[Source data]

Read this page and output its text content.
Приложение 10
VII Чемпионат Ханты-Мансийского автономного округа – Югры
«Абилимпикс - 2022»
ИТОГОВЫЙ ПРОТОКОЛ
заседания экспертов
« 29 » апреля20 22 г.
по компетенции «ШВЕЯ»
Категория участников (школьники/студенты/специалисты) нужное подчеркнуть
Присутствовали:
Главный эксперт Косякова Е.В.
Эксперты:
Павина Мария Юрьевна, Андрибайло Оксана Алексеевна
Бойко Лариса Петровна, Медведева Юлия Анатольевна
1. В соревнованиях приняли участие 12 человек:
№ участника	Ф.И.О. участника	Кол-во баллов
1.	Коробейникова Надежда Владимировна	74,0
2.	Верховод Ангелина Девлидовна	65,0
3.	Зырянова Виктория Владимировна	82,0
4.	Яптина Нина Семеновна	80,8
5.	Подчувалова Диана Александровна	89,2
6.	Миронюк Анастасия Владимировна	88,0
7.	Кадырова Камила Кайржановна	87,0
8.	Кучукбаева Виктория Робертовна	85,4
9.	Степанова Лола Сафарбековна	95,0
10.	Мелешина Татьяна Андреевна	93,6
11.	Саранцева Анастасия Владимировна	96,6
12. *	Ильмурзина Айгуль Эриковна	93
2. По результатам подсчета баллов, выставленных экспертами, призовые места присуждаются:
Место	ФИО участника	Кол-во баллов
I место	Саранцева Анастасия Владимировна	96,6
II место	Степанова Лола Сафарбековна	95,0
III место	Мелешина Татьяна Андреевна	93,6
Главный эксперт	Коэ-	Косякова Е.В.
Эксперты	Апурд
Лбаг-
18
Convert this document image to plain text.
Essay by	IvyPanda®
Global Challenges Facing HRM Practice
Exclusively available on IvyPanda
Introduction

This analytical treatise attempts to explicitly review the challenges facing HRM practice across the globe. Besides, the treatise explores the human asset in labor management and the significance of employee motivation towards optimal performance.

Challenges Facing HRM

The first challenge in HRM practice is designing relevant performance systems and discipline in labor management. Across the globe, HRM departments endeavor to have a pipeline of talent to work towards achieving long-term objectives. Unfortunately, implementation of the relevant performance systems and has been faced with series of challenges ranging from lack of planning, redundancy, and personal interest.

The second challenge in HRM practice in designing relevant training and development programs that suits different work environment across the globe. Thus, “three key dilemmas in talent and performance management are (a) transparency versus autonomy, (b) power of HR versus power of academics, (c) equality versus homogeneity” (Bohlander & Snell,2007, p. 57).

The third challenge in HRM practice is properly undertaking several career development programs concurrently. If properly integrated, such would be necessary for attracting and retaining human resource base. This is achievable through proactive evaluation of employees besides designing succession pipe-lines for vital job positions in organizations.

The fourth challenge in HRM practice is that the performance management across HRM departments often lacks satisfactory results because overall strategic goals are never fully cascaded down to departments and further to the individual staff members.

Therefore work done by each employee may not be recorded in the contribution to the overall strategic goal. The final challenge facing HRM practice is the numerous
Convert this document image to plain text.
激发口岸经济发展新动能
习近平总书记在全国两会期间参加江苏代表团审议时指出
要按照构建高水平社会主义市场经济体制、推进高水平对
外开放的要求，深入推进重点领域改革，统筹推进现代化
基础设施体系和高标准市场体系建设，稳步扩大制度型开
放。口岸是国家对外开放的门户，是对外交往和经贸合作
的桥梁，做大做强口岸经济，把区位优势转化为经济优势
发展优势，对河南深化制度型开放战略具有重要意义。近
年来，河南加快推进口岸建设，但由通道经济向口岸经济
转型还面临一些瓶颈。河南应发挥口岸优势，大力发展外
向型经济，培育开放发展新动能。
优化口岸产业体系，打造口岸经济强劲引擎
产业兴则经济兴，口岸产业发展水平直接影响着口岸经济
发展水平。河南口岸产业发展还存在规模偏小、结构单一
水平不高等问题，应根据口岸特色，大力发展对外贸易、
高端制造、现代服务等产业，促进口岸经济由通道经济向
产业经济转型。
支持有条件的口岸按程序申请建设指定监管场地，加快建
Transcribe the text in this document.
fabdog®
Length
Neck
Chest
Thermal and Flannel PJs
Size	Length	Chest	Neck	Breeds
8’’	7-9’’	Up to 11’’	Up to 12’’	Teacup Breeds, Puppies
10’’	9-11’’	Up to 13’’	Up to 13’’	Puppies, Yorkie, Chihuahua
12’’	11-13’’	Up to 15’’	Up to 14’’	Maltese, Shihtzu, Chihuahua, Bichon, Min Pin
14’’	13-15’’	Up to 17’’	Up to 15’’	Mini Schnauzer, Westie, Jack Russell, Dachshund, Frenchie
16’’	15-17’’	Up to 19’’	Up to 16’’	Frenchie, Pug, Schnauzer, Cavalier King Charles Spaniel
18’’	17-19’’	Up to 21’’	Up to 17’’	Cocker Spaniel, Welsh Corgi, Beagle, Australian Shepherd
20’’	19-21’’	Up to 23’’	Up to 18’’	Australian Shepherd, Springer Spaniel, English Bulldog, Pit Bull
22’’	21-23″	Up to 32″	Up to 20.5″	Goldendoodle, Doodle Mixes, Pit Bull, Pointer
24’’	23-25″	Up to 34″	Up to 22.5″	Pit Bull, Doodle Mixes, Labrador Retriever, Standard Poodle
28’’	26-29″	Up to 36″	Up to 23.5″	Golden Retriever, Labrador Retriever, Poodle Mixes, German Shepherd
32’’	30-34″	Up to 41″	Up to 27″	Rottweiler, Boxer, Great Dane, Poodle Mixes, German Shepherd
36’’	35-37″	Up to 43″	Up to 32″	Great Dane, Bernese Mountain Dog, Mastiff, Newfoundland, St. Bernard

> Exercise prompt:
Take the lines above and print them exactly.

> Response below:
Read this page and output its text content.
Приложение 10
VII Чемпионат Ханты-Мансийского автономного округа – Югры
«Абилимпикс - 2022»
ИТОГОВЫЙ ПРОТОКОЛ
заседания экспертов
« 29 » апреля20 22 г.
по компетенции «ШВЕЯ»
Категория участников (школьники/студенты/специалисты) нужное подчеркнуть
Присутствовали:
Главный эксперт Косякова Е.В.
Эксперты:
Павина Мария Юрьевна, Андрибайло Оксана Алексеевна
Бойко Лариса Петровна, Медведева Юлия Анатольевна
1. В соревнованиях приняли участие 12 человек:
№ участника	Ф.И.О. участника	Кол-во баллов
1.	Коробейникова Надежда Владимировна	74,0
2.	Верховод Ангелина Девлидовна	65,0
3.	Зырянова Виктория Владимировна	82,0
4.	Яптина Нина Семеновна	80,8
5.	Подчувалова Диана Александровна	89,2
6.	Миронюк Анастасия Владимировна	88,0
7.	Кадырова Камила Кайржановна	87,0
8.	Кучукбаева Виктория Робертовна	85,4
9.	Степанова Лола Сафарбековна	95,0
10.	Мелешина Татьяна Андреевна	93,6
11.	Саранцева Анастасия Владимировна	96,6
12. *	Ильмурзина Айгуль Эриковна	93
2. По результатам подсчета баллов, выставленных экспертами, призовые места присуждаются:
Место	ФИО участника	Кол-во баллов
I место	Саранцева Анастасия Владимировна	96,6
II место	Степанова Лола Сафарбековна	95,0
III место	Мелешина Татьяна Андреевна	93,6
Главный эксперт	Коэ-	Косякова Е.В.
Эксперты	Апурд
Лбаг-
18
Convert this document image to plain text.
Essay by	IvyPanda®
Global Challenges Facing HRM Practice
Exclusively available on IvyPanda
Introduction

This analytical treatise attempts to explicitly review the challenges facing HRM practice across the globe. Besides, the treatise explores the human asset in labor management and the significance of employee motivation towards optimal performance.

Challenges Facing HRM

The first challenge in HRM practice is designing relevant performance systems and discipline in labor management. Across the globe, HRM departments endeavor to have a pipeline of talent to work towards achieving long-term objectives. Unfortunately, implementation of the relevant performance systems and has been faced with series of challenges ranging from lack of planning, redundancy, and personal interest.

The second challenge in HRM practice in designing relevant training and development programs that suits different work environment across the globe. Thus, “three key dilemmas in talent and performance management are (a) transparency versus autonomy, (b) power of HR versus power of academics, (c) equality versus homogeneity” (Bohlander & Snell,2007, p. 57).

The third challenge in HRM practice is properly undertaking several career development programs concurrently. If properly integrated, such would be necessary for attracting and retaining human resource base. This is achievable through proactive evaluation of employees besides designing succession pipe-lines for vital job positions in organizations.

The fourth challenge in HRM practice is that the performance management across HRM departments often lacks satisfactory results because overall strategic goals are never fully cascaded down to departments and further to the individual staff members.

Therefore work done by each employee may not be recorded in the contribution to the overall strategic goal. The final challenge facing HRM practice is the numerous
Convert this document image to plain text.
激发口岸经济发展新动能
习近平总书记在全国两会期间参加江苏代表团审议时指出
要按照构建高水平社会主义市场经济体制、推进高水平对
外开放的要求，深入推进重点领域改革，统筹推进现代化
基础设施体系和高标准市场体系建设，稳步扩大制度型开
放。口岸是国家对外开放的门户，是对外交往和经贸合作
的桥梁，做大做强口岸经济，把区位优势转化为经济优势
发展优势，对河南深化制度型开放战略具有重要意义。近
年来，河南加快推进口岸建设，但由通道经济向口岸经济
转型还面临一些瓶颈。河南应发挥口岸优势，大力发展外
向型经济，培育开放发展新动能。
优化口岸产业体系，打造口岸经济强劲引擎
产业兴则经济兴，口岸产业发展水平直接影响着口岸经济
发展水平。河南口岸产业发展还存在规模偏小、结构单一
水平不高等问题，应根据口岸特色，大力发展对外贸易、
高端制造、现代服务等产业，促进口岸经济由通道经济向
产业经济转型。
支持有条件的口岸按程序申请建设指定监管场地，加快建
Transcribe the text in this document.
fabdog®
Length
Neck
Chest
Thermal and Flannel PJs
Size	Length	Chest	Neck	Breeds
8’’	7-9’’	Up to 11’’	Up to 12’’	Teacup Breeds, Puppies
10’’	9-11’’	Up to 13’’	Up to 13’’	Puppies, Yorkie, Chihuahua
12’’	11-13’’	Up to 15’’	Up to 14’’	Maltese, Shihtzu, Chihuahua, Bichon, Min Pin
14’’	13-15’’	Up to 17’’	Up to 15’’	Mini Schnauzer, Westie, Jack Russell, Dachshund, Frenchie
16’’	15-17’’	Up to 19’’	Up to 16’’	Frenchie, Pug, Schnauzer, Cavalier King Charles Spaniel
18’’	17-19’’	Up to 21’’	Up to 17’’	Cocker Spaniel, Welsh Corgi, Beagle, Australian Shepherd
20’’	19-21’’	Up to 23’’	Up to 18’’	Australian Shepherd, Springer Spaniel, English Bulldog, Pit Bull
22’’	21-23″	Up to 32″	Up to 20.5″	Goldendoodle, Doodle Mixes, Pit Bull, Pointer
24’’	23-25″	Up to 34″	Up to 22.5″	Pit Bull, Doodle Mixes, Labrador Retriever, Standard Poodle
28’’	26-29″	Up to 36″	Up to 23.5″	Golden Retriever, Labrador Retriever, Poodle Mixes, German Shepherd
32’’	30-34″	Up to 41″	Up to 27″	Rottweiler, Boxer, Great Dane, Poodle Mixes, German Shepherd
36’’	35-37″	Up to 43″	Up to 32″	Great Dane, Bernese Mountain Dog, Mastiff, Newfoundland, St. Bernard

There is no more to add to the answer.